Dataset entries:
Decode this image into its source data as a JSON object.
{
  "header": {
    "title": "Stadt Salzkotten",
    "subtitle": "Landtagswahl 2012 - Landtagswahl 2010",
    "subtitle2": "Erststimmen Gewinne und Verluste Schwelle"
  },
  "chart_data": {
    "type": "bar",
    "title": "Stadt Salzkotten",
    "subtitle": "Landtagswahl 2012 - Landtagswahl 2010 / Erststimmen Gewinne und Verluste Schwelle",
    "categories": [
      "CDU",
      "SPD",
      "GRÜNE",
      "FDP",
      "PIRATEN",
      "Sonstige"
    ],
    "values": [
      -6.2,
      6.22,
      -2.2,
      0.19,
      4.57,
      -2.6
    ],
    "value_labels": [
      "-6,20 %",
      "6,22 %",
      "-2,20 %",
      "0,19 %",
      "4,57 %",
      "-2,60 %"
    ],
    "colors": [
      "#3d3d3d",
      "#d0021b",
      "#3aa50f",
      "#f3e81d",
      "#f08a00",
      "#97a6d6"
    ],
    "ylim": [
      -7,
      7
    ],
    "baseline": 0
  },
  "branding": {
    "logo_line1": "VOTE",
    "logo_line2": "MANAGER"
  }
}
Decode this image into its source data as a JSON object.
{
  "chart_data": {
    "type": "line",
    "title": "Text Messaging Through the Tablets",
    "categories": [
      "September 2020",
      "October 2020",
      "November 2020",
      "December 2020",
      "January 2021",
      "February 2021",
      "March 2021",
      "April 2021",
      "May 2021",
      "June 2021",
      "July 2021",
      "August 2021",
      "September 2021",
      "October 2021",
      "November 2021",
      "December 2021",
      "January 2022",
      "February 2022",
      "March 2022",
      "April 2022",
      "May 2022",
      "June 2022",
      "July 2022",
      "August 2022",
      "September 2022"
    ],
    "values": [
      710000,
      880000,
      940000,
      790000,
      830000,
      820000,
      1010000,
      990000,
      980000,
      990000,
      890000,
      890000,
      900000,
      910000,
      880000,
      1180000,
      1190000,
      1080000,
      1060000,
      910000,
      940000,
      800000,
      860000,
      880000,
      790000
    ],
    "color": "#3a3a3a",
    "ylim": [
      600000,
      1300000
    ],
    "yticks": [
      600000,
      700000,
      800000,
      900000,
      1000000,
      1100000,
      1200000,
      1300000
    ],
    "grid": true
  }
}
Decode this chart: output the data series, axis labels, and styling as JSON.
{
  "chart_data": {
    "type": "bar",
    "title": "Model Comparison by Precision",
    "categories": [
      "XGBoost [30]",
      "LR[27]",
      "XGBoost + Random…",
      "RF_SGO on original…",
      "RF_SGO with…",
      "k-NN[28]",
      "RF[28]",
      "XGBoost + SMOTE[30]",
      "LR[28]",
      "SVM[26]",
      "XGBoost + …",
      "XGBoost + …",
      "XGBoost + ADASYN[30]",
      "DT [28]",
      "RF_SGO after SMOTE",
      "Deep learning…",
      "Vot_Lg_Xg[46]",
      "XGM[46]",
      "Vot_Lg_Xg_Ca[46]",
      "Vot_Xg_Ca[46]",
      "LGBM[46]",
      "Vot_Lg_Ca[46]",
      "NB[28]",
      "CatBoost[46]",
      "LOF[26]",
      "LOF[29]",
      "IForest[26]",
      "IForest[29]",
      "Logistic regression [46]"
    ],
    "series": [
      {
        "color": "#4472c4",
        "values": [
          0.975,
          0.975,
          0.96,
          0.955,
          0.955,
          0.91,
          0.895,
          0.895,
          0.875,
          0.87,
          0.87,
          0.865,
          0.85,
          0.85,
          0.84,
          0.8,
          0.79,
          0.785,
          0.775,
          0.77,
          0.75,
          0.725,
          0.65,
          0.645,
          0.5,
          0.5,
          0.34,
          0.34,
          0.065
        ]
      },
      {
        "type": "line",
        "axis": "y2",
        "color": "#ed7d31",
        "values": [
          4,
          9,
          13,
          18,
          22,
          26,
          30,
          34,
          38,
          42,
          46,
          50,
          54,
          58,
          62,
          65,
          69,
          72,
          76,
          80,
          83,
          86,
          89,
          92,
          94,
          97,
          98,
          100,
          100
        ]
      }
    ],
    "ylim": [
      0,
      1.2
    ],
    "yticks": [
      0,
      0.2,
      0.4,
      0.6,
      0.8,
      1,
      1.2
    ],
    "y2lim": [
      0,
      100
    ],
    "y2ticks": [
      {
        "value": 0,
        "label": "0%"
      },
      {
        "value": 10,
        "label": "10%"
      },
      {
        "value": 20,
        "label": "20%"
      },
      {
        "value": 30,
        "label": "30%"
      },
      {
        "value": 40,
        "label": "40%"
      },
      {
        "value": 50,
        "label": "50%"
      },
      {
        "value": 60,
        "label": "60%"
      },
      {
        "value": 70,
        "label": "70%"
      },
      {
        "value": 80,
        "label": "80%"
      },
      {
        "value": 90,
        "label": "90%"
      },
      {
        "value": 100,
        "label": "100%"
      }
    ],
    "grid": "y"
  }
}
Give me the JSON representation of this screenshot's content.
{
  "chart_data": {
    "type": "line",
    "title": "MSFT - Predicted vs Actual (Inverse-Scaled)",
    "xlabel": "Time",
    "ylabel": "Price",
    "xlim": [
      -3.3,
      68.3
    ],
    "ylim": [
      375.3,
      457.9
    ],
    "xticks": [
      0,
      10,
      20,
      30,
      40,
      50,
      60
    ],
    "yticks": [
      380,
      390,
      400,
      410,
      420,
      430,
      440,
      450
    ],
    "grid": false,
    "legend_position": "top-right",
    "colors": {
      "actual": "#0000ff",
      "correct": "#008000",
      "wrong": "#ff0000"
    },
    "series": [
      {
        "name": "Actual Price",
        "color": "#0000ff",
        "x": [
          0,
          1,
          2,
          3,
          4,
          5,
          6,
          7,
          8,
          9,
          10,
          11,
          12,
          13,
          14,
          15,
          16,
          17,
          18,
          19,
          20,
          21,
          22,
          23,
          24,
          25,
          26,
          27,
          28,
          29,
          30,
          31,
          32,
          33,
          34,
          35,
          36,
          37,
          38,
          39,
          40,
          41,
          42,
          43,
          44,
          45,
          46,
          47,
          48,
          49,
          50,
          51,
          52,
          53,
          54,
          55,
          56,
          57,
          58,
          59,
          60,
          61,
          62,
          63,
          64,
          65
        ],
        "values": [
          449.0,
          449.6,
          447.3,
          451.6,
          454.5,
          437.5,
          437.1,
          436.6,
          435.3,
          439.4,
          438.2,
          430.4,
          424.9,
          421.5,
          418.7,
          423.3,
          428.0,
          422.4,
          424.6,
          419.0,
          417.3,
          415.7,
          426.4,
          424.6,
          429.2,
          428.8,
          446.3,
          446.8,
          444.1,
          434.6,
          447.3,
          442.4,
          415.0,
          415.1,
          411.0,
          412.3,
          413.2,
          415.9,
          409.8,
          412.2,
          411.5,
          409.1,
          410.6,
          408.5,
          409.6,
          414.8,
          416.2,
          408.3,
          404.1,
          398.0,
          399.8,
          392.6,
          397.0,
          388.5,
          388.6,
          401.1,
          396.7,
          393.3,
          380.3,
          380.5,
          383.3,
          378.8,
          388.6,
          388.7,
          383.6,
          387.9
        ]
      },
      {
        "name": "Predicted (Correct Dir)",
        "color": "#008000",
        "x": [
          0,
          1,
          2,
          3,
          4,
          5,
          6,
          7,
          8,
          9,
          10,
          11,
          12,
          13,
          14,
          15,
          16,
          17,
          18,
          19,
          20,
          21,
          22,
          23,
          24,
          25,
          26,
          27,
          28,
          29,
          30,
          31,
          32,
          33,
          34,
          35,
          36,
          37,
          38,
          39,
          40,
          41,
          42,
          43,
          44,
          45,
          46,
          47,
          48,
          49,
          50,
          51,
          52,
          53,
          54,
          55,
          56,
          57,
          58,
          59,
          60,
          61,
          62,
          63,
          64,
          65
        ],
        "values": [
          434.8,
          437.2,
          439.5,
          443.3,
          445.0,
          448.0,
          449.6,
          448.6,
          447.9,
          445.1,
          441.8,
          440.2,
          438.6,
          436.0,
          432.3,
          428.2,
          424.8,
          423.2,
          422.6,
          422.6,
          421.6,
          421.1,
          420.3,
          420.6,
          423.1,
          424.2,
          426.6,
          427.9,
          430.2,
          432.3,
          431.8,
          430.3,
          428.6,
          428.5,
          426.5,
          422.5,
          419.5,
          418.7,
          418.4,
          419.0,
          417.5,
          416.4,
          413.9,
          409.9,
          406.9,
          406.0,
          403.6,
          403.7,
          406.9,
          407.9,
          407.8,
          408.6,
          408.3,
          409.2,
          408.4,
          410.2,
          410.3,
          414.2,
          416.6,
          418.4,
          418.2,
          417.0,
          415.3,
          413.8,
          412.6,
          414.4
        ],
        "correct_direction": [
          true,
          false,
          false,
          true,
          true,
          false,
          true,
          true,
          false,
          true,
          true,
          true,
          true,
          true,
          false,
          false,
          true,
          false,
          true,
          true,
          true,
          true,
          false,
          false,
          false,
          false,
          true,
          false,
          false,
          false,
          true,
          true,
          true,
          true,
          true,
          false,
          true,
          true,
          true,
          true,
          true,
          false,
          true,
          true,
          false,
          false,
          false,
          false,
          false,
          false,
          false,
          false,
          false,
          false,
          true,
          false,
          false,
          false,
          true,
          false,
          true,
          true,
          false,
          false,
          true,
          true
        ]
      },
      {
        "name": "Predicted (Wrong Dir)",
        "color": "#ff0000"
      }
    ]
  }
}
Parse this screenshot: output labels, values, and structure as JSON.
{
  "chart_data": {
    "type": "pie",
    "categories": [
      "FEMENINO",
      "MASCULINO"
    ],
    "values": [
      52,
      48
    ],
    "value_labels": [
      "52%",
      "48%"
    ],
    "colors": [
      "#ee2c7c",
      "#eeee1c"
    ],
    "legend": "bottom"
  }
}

▶ [WHAT YOU WILL DO] Repeat the line that contains "Parse this screenshot: output", then every line after it until the records end, with nothing added.

▶ [REPLY]
Parse this screenshot: output labels, values, and structure as JSON.
{
  "chart_data": {
    "type": "pie",
    "categories": [
      "FEMENINO",
      "MASCULINO"
    ],
    "values": [
      52,
      48
    ],
    "value_labels": [
      "52%",
      "48%"
    ],
    "colors": [
      "#ee2c7c",
      "#eeee1c"
    ],
    "legend": "bottom"
  }
}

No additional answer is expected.